Copy the line containing "Decode this image", then all lines after it up to and including the final line of the material, exactly and without additions.

[START Records for this task]

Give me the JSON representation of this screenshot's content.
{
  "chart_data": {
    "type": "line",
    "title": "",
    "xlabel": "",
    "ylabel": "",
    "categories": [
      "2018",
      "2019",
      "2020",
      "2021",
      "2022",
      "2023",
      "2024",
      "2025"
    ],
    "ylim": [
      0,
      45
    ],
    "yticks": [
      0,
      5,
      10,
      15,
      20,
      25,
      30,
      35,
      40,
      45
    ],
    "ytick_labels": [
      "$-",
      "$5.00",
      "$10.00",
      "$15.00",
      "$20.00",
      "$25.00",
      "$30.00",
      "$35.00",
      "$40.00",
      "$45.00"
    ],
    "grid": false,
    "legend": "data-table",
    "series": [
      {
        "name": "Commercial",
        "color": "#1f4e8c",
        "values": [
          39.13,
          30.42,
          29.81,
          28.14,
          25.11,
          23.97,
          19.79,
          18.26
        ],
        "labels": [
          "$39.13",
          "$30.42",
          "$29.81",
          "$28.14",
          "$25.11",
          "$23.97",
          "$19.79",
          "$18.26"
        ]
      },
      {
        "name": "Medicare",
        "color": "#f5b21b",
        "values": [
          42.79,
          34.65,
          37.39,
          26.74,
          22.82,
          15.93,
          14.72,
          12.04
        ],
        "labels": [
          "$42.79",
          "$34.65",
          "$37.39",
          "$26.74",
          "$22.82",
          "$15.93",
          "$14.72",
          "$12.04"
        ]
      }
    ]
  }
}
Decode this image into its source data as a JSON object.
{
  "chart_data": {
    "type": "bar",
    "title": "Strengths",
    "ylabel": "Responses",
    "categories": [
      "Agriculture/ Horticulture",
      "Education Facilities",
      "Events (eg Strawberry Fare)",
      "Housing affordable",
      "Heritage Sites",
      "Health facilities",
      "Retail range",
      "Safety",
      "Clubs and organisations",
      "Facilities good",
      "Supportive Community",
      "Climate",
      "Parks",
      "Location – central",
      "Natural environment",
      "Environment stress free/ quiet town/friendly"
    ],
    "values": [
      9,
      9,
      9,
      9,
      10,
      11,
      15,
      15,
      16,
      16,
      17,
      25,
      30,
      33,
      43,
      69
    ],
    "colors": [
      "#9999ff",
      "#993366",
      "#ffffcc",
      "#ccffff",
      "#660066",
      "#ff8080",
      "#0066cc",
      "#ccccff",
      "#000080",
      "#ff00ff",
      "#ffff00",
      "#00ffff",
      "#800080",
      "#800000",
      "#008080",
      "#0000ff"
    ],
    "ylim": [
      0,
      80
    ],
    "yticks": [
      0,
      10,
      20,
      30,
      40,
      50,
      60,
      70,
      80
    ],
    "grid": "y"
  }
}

[END Records for this task]

Solution to the problem ->
Decode this image into its source data as a JSON object.
{
  "chart_data": {
    "type": "bar",
    "title": "Strengths",
    "ylabel": "Responses",
    "categories": [
      "Agriculture/ Horticulture",
      "Education Facilities",
      "Events (eg Strawberry Fare)",
      "Housing affordable",
      "Heritage Sites",
      "Health facilities",
      "Retail range",
      "Safety",
      "Clubs and organisations",
      "Facilities good",
      "Supportive Community",
      "Climate",
      "Parks",
      "Location – central",
      "Natural environment",
      "Environment stress free/ quiet town/friendly"
    ],
    "values": [
      9,
      9,
      9,
      9,
      10,
      11,
      15,
      15,
      16,
      16,
      17,
      25,
      30,
      33,
      43,
      69
    ],
    "colors": [
      "#9999ff",
      "#993366",
      "#ffffcc",
      "#ccffff",
      "#660066",
      "#ff8080",
      "#0066cc",
      "#ccccff",
      "#000080",
      "#ff00ff",
      "#ffff00",
      "#00ffff",
      "#800080",
      "#800000",
      "#008080",
      "#0000ff"
    ],
    "ylim": [
      0,
      80
    ],
    "yticks": [
      0,
      10,
      20,
      30,
      40,
      50,
      60,
      70,
      80
    ],
    "grid": "y"
  }
}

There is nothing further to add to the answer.